JOB
Rewrite the listing below, replacing every "subject-line" with "title-line" and leaving everything else unchanged. Leave the pictures out of your answer.

MATERIAL SHOWN
* start *
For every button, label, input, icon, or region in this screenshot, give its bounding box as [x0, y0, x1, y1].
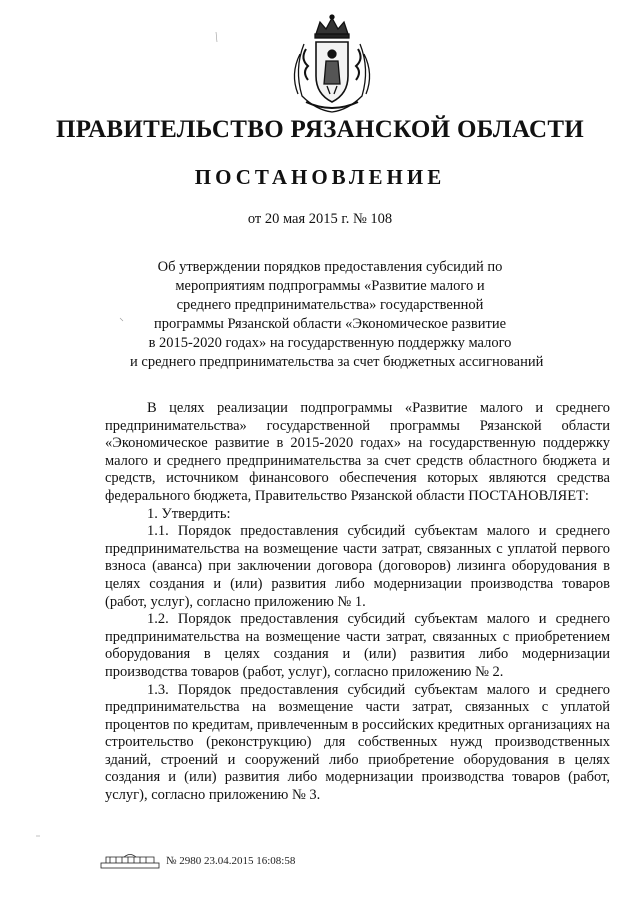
subject-line: среднего предпринимательства» государственной	[176, 297, 484, 313]
registration-footer	[100, 851, 295, 871]
government-title: ПРАВИТЕЛЬСТВО РЯЗАНСКОЙ ОБЛАСТИ	[55, 116, 585, 143]
preamble-paragraph: В целях реализации подпрограммы «Развитие малого и среднего предпринимательства» государственной программы Рязанской области «Экономическое развитие в 2015-2020 годах» на государственную поддержку малого и среднего предпринимательства за счет средств областного бюджета и средств, источником финансового обеспечения которых являются средства федерального бюджета, Правительство Рязанской области ПОСТАНОВЛЯЕТ:	[105, 400, 610, 504]
document-body	[105, 400, 610, 805]
subject-line: мероприятиям подпрограммы «Развитие малого и	[175, 278, 485, 294]
subject-line: Об утверждении порядков предоставления субсидий по	[157, 259, 503, 275]
item-1: 1. Утвердить:	[147, 505, 231, 522]
document-subject	[130, 258, 544, 372]
subject-line: и среднего предпринимательства за счет бюджетных ассигнований	[130, 354, 544, 370]
item-1-2: 1.2. Порядок предоставления субсидий субъектам малого и среднего предпринимательства на возмещение части затрат, связанных с приобретением оборудования в целях создания и (или) развития либо модернизации производства товаров (работ, услуг), согласно приложению № 2.	[105, 611, 610, 680]
registration-number: № 2980 23.04.2015 16:08:58	[166, 855, 296, 867]
subject-line: программы Рязанской области «Экономическое развитие	[153, 316, 507, 332]
item-1-3: 1.3. Порядок предоставления субсидий субъектам малого и среднего предпринимательства на возмещение части затрат, связанных с уплатой процентов по кредитам, привлеченным в российских кредитных организациях на строительство (реконструкцию) для собственных нужд производственных зданий, строений и сооружений либо приобретение оборудования в целях создания и (или) развития либо модернизации производства товаров (работ, услуг), согласно приложению № 3.	[105, 681, 610, 804]
document-date-number: от 20 мая 2015 г. № 108	[247, 211, 393, 227]
item-1-1: 1.1. Порядок предоставления субсидий субъектам малого и среднего предпринимательства на возмещение части затрат, связанных с уплатой первого взноса (аванса) при заключении договора (договоров) лизинга оборудования в целях создания и (или) развития либо модернизации производства товаров (работ, услуг), согласно приложению № 1.	[105, 523, 610, 610]
document-type: ПОСТАНОВЛЕНИЕ	[194, 165, 446, 189]
subject-line: в 2015-2020 годах» на государственную поддержку малого	[148, 335, 512, 351]
coat-of-arms-icon	[286, 14, 378, 114]
building-stamp-icon	[100, 853, 160, 869]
* end *
FINISHED ANSWER
For every button, label, input, icon, or region in this screenshot, give its bounding box as [x0, y0, x1, y1].
title-line: среднего предпринимательства» государственной	[176, 297, 484, 313]
registration-footer	[100, 851, 295, 871]
government-title: ПРАВИТЕЛЬСТВО РЯЗАНСКОЙ ОБЛАСТИ	[55, 116, 585, 143]
preamble-paragraph: В целях реализации подпрограммы «Развитие малого и среднего предпринимательства» государственной программы Рязанской области «Экономическое развитие в 2015-2020 годах» на государственную поддержку малого и среднего предпринимательства за счет средств областного бюджета и средств, источником финансового обеспечения которых являются средства федерального бюджета, Правительство Рязанской области ПОСТАНОВЛЯЕТ:	[105, 400, 610, 504]
document-body	[105, 400, 610, 805]
title-line: мероприятиям подпрограммы «Развитие малого и	[175, 278, 485, 294]
title-line: Об утверждении порядков предоставления субсидий по	[157, 259, 503, 275]
item-1: 1. Утвердить:	[147, 505, 231, 522]
document-subject	[130, 258, 544, 372]
title-line: и среднего предпринимательства за счет бюджетных ассигнований	[130, 354, 544, 370]
item-1-2: 1.2. Порядок предоставления субсидий субъектам малого и среднего предпринимательства на возмещение части затрат, связанных с приобретением оборудования в целях создания и (или) развития либо модернизации производства товаров (работ, услуг), согласно приложению № 2.	[105, 611, 610, 680]
registration-number: № 2980 23.04.2015 16:08:58	[166, 855, 296, 867]
title-line: программы Рязанской области «Экономическое развитие	[153, 316, 507, 332]
item-1-3: 1.3. Порядок предоставления субсидий субъектам малого и среднего предпринимательства на возмещение части затрат, связанных с уплатой процентов по кредитам, привлеченным в российских кредитных организациях на строительство (реконструкцию) для собственных нужд производственных зданий, строений и сооружений либо приобретение оборудования в целях создания и (или) развития либо модернизации производства товаров (работ, услуг), согласно приложению № 3.	[105, 681, 610, 804]
document-date-number: от 20 мая 2015 г. № 108	[247, 211, 393, 227]
item-1-1: 1.1. Порядок предоставления субсидий субъектам малого и среднего предпринимательства на возмещение части затрат, связанных с уплатой первого взноса (аванса) при заключении договора (договоров) лизинга оборудования в целях создания и (или) развития либо модернизации производства товаров (работ, услуг), согласно приложению № 1.	[105, 523, 610, 610]
document-type: ПОСТАНОВЛЕНИЕ	[194, 165, 446, 189]
title-line: в 2015-2020 годах» на государственную поддержку малого	[148, 335, 512, 351]
coat-of-arms-icon	[286, 14, 378, 114]
building-stamp-icon	[100, 853, 160, 869]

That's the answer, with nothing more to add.